YOUR OBJECTIVE :: In the listing below, locate the lines that hold "name" and copy them.

───── MATERIAL ─────

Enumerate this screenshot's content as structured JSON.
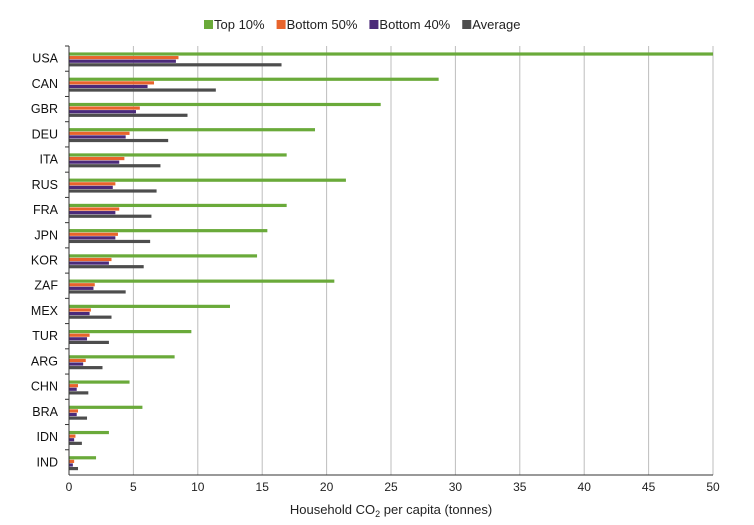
{
  "chart_data": {
    "type": "bar",
    "orientation": "horizontal",
    "categories": [
      "USA",
      "CAN",
      "GBR",
      "DEU",
      "ITA",
      "RUS",
      "FRA",
      "JPN",
      "KOR",
      "ZAF",
      "MEX",
      "TUR",
      "ARG",
      "CHN",
      "BRA",
      "IDN",
      "IND"
    ],
    "series": [
      {
        "name": "Top 10%",
        "color": "#6aaa3a",
        "values": [
          50,
          28.7,
          24.2,
          19.1,
          16.9,
          21.5,
          16.9,
          15.4,
          14.6,
          20.6,
          12.5,
          9.5,
          8.2,
          4.7,
          5.7,
          3.1,
          2.1
        ]
      },
      {
        "name": "Bottom 50%",
        "color": "#e8642c",
        "values": [
          8.5,
          6.6,
          5.5,
          4.7,
          4.3,
          3.6,
          3.9,
          3.8,
          3.3,
          2.0,
          1.7,
          1.6,
          1.3,
          0.7,
          0.7,
          0.5,
          0.4
        ]
      },
      {
        "name": "Bottom 40%",
        "color": "#4b2a7a",
        "values": [
          8.3,
          6.1,
          5.2,
          4.4,
          3.9,
          3.4,
          3.6,
          3.6,
          3.1,
          1.9,
          1.6,
          1.4,
          1.1,
          0.6,
          0.6,
          0.4,
          0.3
        ]
      },
      {
        "name": "Average",
        "color": "#4d4d4d",
        "values": [
          16.5,
          11.4,
          9.2,
          7.7,
          7.1,
          6.8,
          6.4,
          6.3,
          5.8,
          4.4,
          3.3,
          3.1,
          2.6,
          1.5,
          1.4,
          1.0,
          0.7
        ]
      }
    ],
    "xlabel_prefix": "Household CO",
    "xlabel_sub": "2",
    "xlabel_suffix": " per capita (tonnes)",
    "xlim": [
      0,
      50
    ],
    "xticks": [
      0,
      5,
      10,
      15,
      20,
      25,
      30,
      35,
      40,
      45,
      50
    ],
    "grid": "vertical",
    "legend_position": "top"
  }
}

─────

ANSWER TO THIS PROBLEM ::
        "name": "Top 10%",
        "name": "Bottom 50%",
        "name": "Bottom 40%",
        "name": "Average",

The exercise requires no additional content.